— STATED EXERCISE —
Within the material below, find each line bearing the word "What" and present it.

[Dataset records]
::::

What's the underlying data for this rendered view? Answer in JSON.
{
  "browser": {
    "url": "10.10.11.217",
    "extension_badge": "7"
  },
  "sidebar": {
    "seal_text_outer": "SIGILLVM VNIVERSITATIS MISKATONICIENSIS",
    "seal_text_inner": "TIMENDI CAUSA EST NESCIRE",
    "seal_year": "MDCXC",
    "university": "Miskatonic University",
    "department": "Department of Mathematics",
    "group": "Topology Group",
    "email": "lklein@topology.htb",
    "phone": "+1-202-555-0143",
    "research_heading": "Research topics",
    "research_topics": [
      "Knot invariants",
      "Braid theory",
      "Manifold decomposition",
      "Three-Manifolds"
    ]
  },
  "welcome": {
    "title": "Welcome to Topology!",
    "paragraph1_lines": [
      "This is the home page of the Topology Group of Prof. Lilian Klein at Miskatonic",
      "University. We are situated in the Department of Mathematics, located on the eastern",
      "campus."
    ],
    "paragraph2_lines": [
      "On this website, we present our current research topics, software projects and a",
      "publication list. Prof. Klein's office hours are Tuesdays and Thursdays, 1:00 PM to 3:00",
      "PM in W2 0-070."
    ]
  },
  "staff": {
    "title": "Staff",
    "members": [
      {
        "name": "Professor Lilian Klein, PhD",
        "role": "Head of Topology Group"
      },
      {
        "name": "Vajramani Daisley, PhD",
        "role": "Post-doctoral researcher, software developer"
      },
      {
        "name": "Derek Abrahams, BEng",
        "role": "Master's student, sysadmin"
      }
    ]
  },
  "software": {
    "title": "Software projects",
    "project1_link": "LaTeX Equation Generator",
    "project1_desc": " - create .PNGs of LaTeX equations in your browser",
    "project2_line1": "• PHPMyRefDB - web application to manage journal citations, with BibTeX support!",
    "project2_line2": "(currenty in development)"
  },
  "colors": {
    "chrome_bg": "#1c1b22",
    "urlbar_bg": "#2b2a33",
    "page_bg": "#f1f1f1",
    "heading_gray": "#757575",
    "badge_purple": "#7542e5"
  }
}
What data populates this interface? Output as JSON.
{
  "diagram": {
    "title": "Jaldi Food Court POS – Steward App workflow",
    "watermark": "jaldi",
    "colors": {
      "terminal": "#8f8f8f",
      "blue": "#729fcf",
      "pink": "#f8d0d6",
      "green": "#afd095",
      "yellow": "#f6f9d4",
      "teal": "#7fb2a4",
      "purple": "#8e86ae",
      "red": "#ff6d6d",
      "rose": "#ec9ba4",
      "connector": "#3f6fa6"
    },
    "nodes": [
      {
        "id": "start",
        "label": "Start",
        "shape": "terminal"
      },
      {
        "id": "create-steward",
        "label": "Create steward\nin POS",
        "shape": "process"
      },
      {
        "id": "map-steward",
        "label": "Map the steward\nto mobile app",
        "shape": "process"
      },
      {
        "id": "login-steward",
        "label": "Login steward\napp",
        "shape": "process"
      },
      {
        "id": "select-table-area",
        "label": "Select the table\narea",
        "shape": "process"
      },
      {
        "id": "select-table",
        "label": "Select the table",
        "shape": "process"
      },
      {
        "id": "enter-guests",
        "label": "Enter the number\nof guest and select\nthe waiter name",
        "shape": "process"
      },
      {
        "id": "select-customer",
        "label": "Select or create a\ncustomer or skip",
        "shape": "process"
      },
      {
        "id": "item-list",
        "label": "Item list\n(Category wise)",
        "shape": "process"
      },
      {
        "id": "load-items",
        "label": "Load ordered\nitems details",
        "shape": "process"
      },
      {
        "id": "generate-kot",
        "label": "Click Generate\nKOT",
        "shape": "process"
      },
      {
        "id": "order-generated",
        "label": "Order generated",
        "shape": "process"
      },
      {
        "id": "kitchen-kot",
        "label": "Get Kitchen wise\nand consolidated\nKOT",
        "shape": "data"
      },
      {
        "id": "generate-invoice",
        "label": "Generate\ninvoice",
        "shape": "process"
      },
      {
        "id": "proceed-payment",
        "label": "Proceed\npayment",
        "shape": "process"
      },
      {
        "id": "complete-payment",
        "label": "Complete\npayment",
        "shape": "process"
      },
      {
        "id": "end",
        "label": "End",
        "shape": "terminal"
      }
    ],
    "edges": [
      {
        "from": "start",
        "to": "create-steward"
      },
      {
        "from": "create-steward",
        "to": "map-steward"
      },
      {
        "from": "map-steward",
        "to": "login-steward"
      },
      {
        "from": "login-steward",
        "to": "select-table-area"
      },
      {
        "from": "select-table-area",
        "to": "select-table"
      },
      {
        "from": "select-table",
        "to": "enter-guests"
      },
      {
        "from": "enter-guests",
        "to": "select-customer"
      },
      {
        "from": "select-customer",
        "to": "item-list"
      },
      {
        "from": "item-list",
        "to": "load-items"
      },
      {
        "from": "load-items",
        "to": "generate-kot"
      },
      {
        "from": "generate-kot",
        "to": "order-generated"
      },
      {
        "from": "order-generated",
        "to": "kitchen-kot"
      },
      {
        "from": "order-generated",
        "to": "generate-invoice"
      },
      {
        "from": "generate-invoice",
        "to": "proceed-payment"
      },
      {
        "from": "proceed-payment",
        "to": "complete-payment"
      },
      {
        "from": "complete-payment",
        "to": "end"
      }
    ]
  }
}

::::

— RESPONSE BELOW —
What's the underlying data for this rendered view? Answer in JSON.
What data populates this interface? Output as JSON.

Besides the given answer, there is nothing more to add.